**THE EXERCISE:**
The records are to be restated in their entirety, word for word.

**WORKING DATA:**
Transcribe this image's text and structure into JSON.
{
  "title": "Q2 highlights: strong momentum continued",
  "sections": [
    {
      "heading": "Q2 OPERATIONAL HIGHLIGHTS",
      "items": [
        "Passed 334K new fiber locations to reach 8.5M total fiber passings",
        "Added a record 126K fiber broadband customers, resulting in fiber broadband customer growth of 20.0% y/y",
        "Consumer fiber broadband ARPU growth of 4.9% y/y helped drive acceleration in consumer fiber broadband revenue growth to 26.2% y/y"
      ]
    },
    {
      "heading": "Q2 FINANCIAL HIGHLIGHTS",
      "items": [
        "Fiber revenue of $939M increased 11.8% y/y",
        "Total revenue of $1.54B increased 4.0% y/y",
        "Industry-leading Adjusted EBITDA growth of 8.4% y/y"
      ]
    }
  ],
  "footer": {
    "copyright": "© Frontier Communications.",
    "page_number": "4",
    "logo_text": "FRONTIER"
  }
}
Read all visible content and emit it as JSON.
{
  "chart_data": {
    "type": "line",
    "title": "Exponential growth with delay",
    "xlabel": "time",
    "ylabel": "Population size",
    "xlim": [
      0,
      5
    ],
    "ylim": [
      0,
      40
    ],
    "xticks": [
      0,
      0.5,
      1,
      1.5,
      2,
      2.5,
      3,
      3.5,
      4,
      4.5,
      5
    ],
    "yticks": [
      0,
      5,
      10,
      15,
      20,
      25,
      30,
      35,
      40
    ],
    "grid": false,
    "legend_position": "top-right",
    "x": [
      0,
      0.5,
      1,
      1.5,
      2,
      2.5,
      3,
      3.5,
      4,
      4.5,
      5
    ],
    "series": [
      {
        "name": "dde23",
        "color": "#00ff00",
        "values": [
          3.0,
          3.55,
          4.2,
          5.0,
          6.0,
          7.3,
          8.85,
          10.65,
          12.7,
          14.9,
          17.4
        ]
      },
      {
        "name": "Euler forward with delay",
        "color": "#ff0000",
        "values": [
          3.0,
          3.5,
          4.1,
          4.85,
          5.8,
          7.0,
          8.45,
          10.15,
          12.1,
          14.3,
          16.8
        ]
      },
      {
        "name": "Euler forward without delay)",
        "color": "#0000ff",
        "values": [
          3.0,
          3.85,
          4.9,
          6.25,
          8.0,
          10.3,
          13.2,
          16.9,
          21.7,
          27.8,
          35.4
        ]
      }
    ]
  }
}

**TASK ANSWER:**
Transcribe this image's text and structure into JSON.
{
  "title": "Q2 highlights: strong momentum continued",
  "sections": [
    {
      "heading": "Q2 OPERATIONAL HIGHLIGHTS",
      "items": [
        "Passed 334K new fiber locations to reach 8.5M total fiber passings",
        "Added a record 126K fiber broadband customers, resulting in fiber broadband customer growth of 20.0% y/y",
        "Consumer fiber broadband ARPU growth of 4.9% y/y helped drive acceleration in consumer fiber broadband revenue growth to 26.2% y/y"
      ]
    },
    {
      "heading": "Q2 FINANCIAL HIGHLIGHTS",
      "items": [
        "Fiber revenue of $939M increased 11.8% y/y",
        "Total revenue of $1.54B increased 4.0% y/y",
        "Industry-leading Adjusted EBITDA growth of 8.4% y/y"
      ]
    }
  ],
  "footer": {
    "copyright": "© Frontier Communications.",
    "page_number": "4",
    "logo_text": "FRONTIER"
  }
}
Read all visible content and emit it as JSON.
{
  "chart_data": {
    "type": "line",
    "title": "Exponential growth with delay",
    "xlabel": "time",
    "ylabel": "Population size",
    "xlim": [
      0,
      5
    ],
    "ylim": [
      0,
      40
    ],
    "xticks": [
      0,
      0.5,
      1,
      1.5,
      2,
      2.5,
      3,
      3.5,
      4,
      4.5,
      5
    ],
    "yticks": [
      0,
      5,
      10,
      15,
      20,
      25,
      30,
      35,
      40
    ],
    "grid": false,
    "legend_position": "top-right",
    "x": [
      0,
      0.5,
      1,
      1.5,
      2,
      2.5,
      3,
      3.5,
      4,
      4.5,
      5
    ],
    "series": [
      {
        "name": "dde23",
        "color": "#00ff00",
        "values": [
          3.0,
          3.55,
          4.2,
          5.0,
          6.0,
          7.3,
          8.85,
          10.65,
          12.7,
          14.9,
          17.4
        ]
      },
      {
        "name": "Euler forward with delay",
        "color": "#ff0000",
        "values": [
          3.0,
          3.5,
          4.1,
          4.85,
          5.8,
          7.0,
          8.45,
          10.15,
          12.1,
          14.3,
          16.8
        ]
      },
      {
        "name": "Euler forward without delay)",
        "color": "#0000ff",
        "values": [
          3.0,
          3.85,
          4.9,
          6.25,
          8.0,
          10.3,
          13.2,
          16.9,
          21.7,
          27.8,
          35.4
        ]
      }
    ]
  }
}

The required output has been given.